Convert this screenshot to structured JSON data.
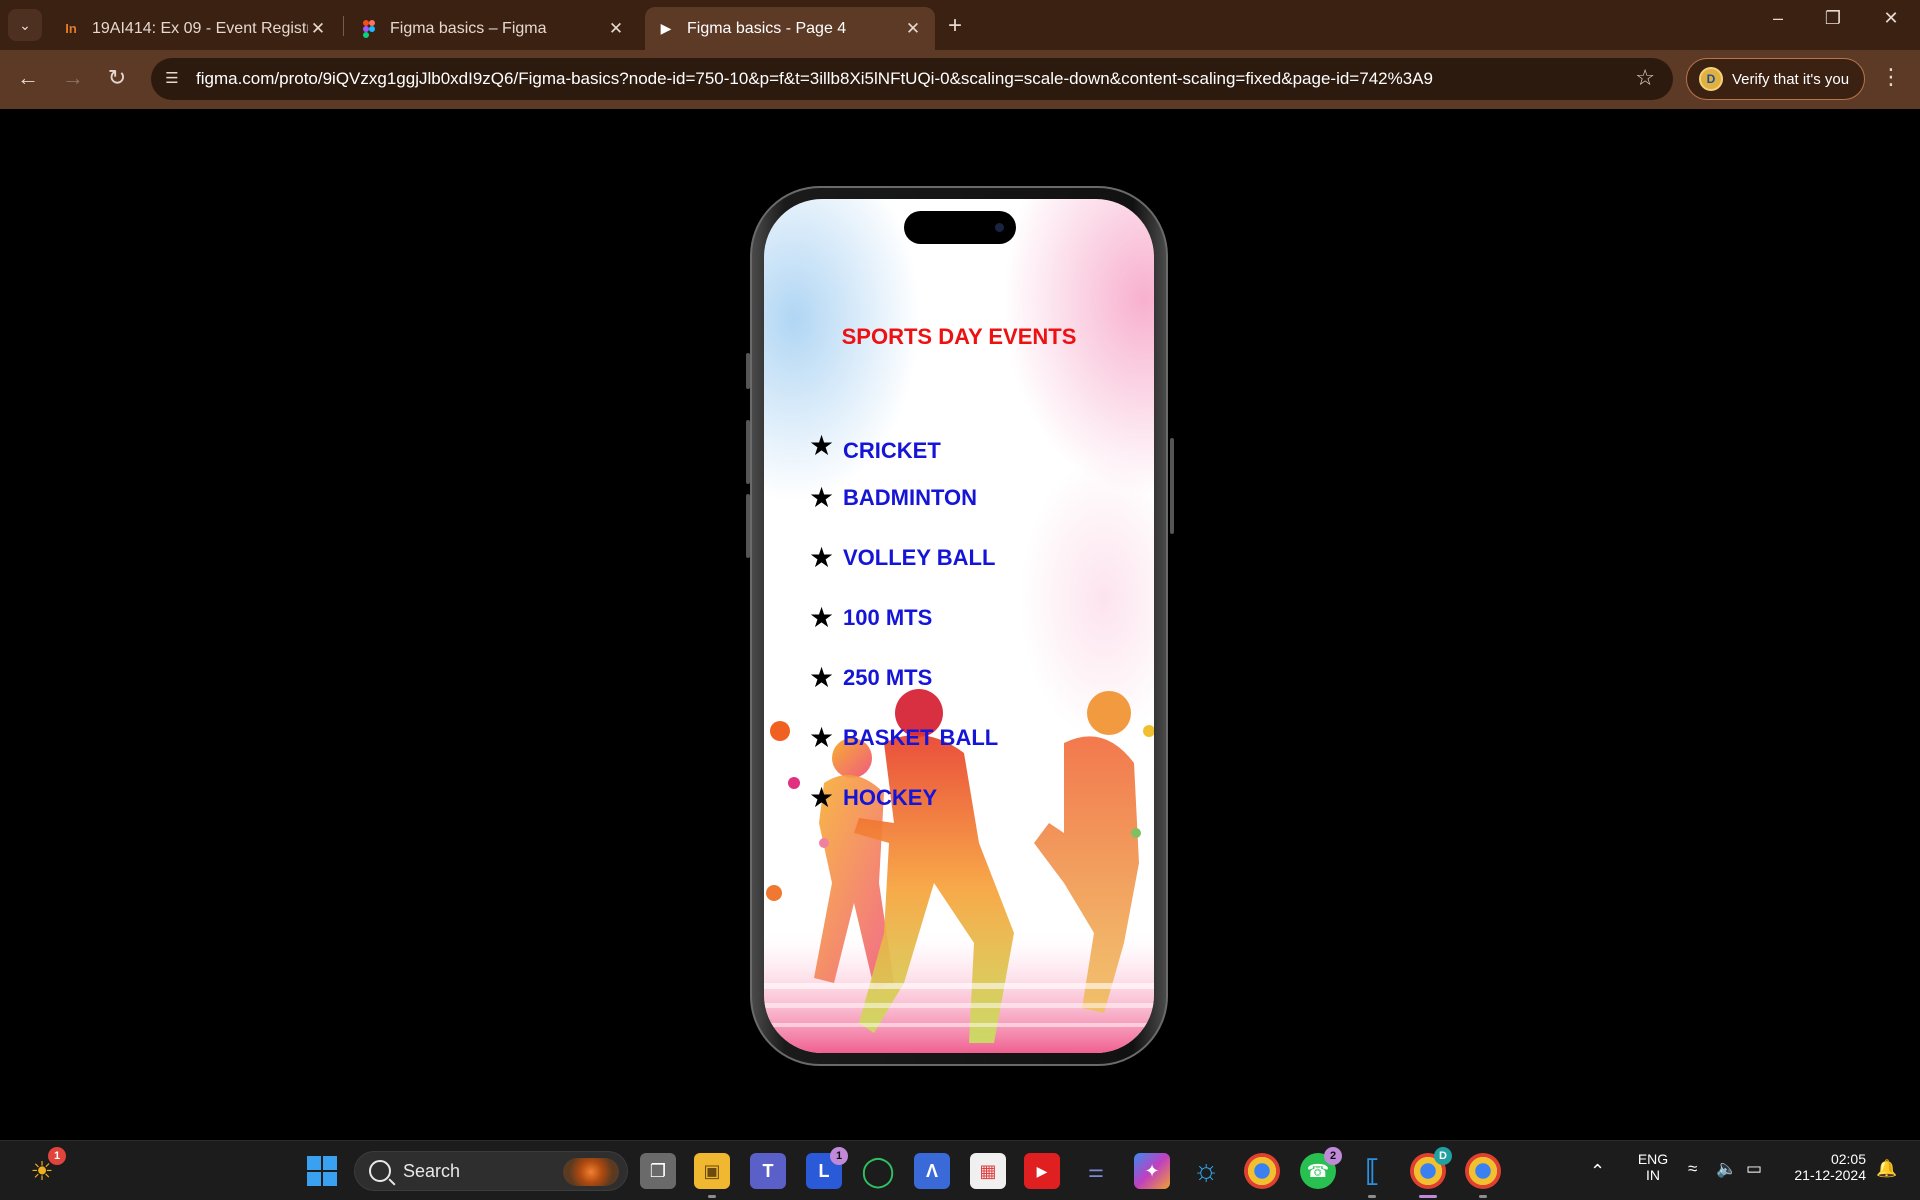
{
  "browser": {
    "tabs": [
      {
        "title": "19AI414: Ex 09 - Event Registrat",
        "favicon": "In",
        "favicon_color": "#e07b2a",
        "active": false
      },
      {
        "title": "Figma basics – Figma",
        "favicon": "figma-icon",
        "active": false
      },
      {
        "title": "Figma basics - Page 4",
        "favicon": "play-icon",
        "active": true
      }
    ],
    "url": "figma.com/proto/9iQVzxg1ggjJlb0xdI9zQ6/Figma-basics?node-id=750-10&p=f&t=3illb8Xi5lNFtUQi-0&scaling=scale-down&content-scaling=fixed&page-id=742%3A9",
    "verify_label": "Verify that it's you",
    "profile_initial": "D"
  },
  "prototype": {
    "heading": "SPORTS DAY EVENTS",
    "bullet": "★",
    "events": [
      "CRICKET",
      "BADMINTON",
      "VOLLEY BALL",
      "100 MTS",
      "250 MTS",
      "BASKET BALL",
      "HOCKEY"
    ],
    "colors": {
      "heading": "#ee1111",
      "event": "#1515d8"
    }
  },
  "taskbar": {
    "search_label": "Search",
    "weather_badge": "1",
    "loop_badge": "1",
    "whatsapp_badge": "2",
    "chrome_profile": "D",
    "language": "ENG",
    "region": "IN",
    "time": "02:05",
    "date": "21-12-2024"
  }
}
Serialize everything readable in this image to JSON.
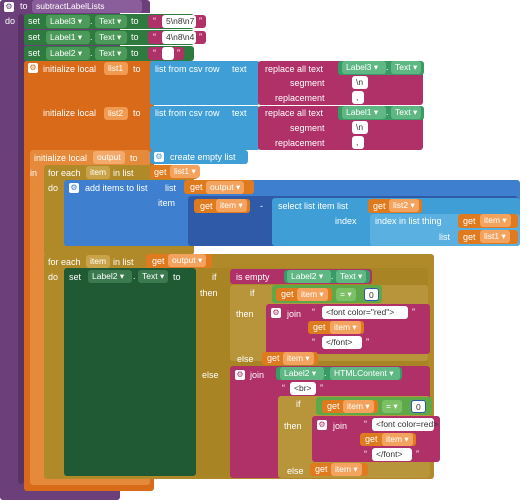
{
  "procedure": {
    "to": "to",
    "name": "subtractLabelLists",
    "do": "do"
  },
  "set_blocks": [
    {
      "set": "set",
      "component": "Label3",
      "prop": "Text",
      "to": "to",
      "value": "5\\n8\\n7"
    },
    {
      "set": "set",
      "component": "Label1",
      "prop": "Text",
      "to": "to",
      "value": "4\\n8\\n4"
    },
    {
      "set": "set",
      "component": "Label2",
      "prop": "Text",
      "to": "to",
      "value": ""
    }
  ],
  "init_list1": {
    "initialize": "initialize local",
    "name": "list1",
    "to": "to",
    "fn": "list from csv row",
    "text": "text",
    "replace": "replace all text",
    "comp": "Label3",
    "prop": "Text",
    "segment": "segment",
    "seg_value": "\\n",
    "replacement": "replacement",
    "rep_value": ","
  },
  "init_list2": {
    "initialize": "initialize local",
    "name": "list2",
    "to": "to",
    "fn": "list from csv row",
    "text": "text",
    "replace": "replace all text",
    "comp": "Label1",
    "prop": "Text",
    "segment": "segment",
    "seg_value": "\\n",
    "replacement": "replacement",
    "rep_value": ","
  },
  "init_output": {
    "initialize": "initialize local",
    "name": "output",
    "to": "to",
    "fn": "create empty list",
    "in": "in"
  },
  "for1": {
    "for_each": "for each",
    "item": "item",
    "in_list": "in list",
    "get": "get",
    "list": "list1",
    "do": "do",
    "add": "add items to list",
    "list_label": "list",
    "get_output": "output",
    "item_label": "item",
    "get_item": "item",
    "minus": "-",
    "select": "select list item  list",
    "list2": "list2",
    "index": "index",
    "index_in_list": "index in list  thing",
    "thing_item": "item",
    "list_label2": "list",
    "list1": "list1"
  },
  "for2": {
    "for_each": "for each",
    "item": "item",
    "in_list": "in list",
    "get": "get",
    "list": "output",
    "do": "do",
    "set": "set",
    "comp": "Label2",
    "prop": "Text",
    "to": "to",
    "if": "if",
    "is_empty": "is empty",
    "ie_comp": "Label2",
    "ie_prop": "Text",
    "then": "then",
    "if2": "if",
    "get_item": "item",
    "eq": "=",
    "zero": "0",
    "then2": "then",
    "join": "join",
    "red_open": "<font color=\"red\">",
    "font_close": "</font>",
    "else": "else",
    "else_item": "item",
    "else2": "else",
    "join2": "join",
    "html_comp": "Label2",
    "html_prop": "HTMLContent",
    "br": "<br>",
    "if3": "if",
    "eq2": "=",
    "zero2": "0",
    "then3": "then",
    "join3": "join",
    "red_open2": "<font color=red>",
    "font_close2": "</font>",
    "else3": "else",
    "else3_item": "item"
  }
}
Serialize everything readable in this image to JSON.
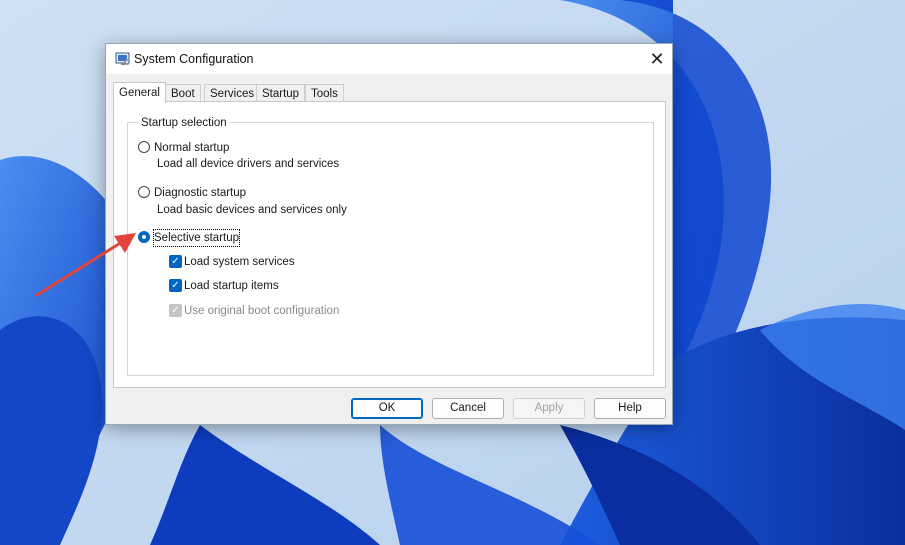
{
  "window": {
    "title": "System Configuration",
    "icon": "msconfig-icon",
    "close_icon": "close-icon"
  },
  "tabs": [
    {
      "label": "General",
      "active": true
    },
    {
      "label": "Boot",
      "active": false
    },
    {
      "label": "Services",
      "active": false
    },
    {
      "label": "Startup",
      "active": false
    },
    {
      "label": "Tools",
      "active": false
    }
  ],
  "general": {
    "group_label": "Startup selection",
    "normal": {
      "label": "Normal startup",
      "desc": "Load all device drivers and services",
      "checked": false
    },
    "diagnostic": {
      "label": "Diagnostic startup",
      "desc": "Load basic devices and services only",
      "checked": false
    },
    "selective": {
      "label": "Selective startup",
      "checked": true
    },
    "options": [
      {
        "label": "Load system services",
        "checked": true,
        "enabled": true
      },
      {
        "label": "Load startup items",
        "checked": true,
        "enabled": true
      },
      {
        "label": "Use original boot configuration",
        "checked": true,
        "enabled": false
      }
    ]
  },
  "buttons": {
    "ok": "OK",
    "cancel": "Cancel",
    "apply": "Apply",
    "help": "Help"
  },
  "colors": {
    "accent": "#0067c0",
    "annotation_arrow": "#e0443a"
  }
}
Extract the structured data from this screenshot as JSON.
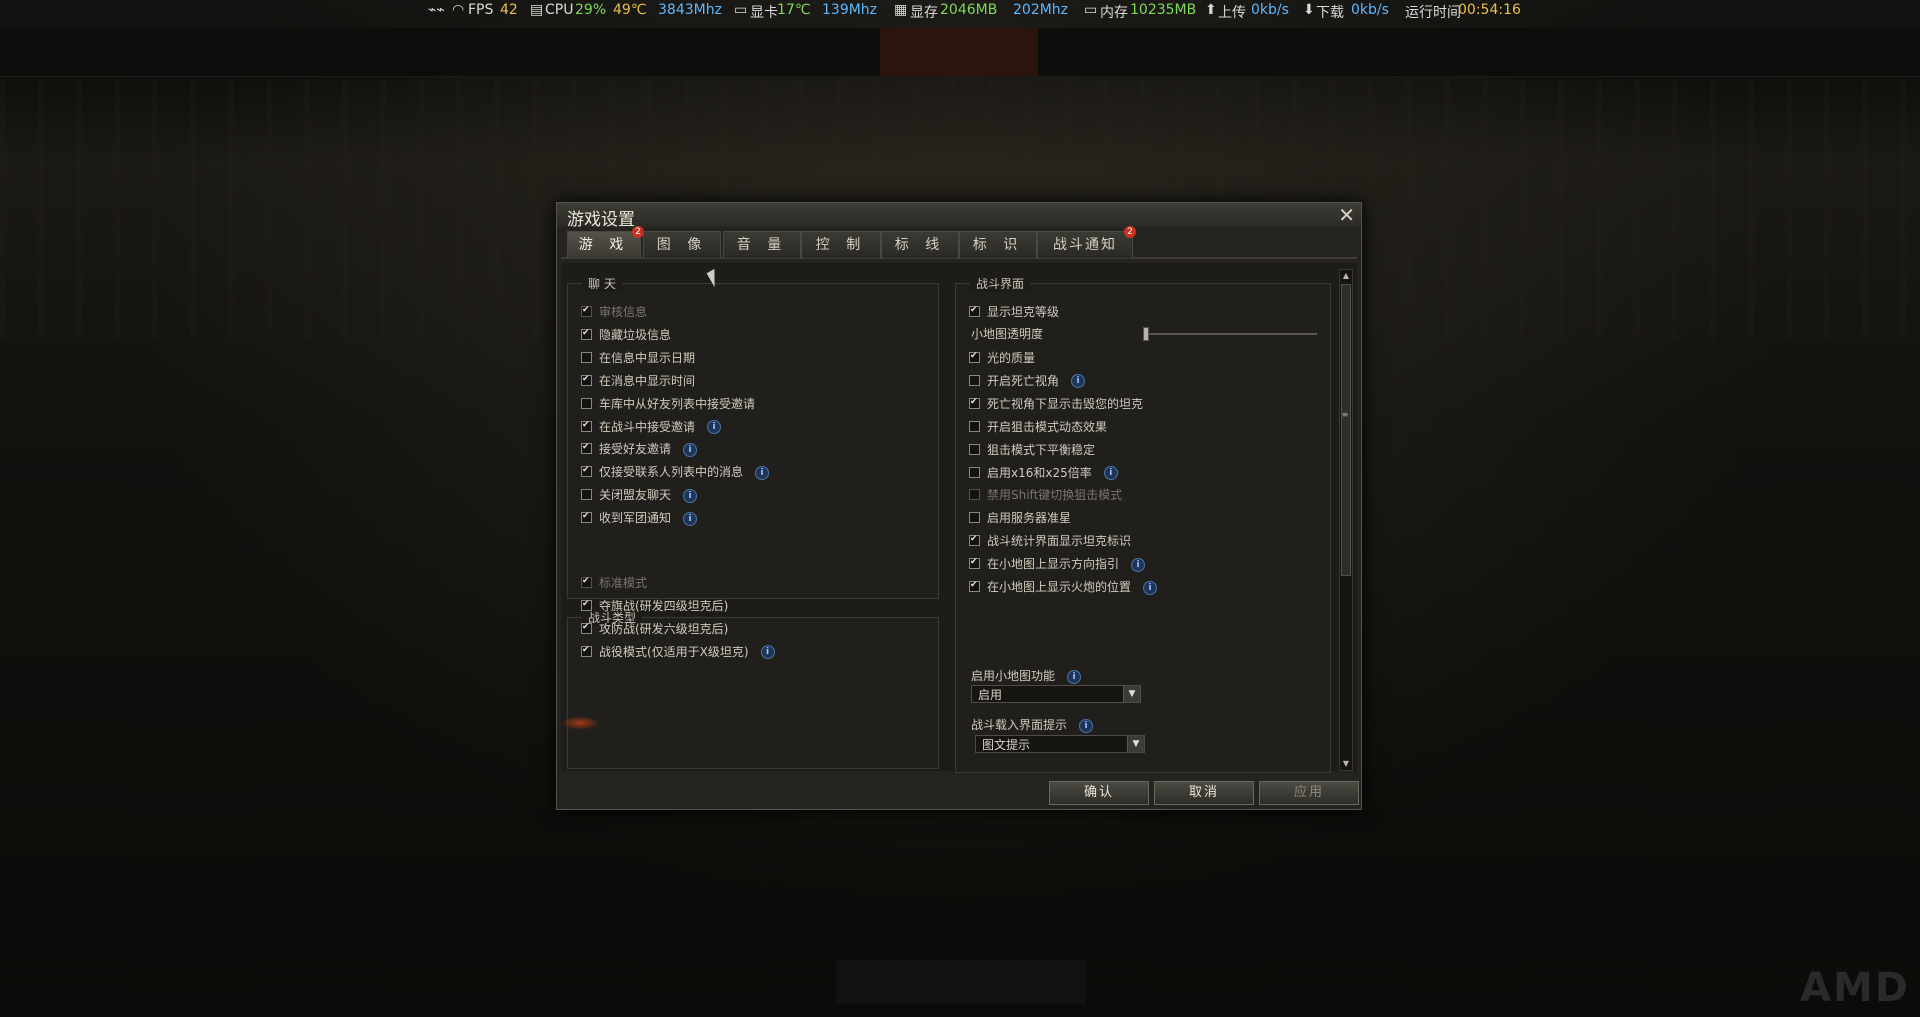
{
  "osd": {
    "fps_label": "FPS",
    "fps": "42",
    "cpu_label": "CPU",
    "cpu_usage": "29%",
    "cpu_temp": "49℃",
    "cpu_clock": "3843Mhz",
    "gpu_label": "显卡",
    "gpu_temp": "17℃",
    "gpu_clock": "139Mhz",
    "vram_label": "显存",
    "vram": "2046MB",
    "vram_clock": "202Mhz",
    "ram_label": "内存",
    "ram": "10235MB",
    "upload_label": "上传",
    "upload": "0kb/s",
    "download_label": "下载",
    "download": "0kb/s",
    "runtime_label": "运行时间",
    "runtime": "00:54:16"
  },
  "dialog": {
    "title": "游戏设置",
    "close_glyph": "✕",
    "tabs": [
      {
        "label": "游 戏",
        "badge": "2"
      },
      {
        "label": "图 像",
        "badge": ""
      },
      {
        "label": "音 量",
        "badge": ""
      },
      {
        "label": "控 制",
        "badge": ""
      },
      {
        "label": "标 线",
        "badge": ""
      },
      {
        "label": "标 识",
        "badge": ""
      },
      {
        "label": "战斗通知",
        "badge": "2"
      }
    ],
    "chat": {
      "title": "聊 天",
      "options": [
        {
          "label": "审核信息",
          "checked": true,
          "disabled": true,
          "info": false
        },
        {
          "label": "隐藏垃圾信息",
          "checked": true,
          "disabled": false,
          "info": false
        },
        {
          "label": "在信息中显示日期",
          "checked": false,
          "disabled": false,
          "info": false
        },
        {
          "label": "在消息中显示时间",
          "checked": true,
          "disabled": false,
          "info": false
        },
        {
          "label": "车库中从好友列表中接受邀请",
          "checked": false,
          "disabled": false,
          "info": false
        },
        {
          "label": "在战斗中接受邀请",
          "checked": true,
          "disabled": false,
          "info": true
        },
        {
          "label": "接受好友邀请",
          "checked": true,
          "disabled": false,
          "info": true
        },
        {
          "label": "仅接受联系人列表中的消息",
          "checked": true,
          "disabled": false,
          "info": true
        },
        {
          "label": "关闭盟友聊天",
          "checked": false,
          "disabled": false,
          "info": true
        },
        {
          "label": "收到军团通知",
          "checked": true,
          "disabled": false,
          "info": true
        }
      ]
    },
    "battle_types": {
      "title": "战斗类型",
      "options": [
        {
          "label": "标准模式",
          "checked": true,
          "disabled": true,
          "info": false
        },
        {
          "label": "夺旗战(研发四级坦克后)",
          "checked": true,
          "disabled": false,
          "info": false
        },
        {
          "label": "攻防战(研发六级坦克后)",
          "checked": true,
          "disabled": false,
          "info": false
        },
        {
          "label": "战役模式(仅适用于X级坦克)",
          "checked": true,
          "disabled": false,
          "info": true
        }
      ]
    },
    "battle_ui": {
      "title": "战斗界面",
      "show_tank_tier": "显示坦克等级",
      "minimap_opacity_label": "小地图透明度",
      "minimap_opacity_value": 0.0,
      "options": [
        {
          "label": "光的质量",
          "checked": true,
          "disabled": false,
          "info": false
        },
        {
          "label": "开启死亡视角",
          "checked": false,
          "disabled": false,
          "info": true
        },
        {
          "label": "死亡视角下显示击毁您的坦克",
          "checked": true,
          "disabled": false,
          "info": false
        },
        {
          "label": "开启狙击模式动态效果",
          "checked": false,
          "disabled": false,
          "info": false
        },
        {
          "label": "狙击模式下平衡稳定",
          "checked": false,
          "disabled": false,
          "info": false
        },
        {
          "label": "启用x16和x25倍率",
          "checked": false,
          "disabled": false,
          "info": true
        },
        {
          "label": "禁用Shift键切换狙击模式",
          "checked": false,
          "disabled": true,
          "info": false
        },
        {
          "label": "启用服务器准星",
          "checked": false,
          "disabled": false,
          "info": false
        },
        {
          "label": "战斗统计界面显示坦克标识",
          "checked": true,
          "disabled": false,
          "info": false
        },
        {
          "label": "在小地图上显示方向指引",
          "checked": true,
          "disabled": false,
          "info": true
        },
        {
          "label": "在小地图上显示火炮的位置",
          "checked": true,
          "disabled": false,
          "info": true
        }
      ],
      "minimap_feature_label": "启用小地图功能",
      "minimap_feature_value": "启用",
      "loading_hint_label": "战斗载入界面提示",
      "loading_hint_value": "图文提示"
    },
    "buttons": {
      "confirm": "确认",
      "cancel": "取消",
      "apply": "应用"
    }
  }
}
-- -- --
* **PROBLEM TO SOLVE**
Scan the entries above. Copy each line that has the string "screenshot".

* **TASK ANSWER**
Convert this screenshot to structured JSON data.
Extract the structured data from this screenshot as JSON.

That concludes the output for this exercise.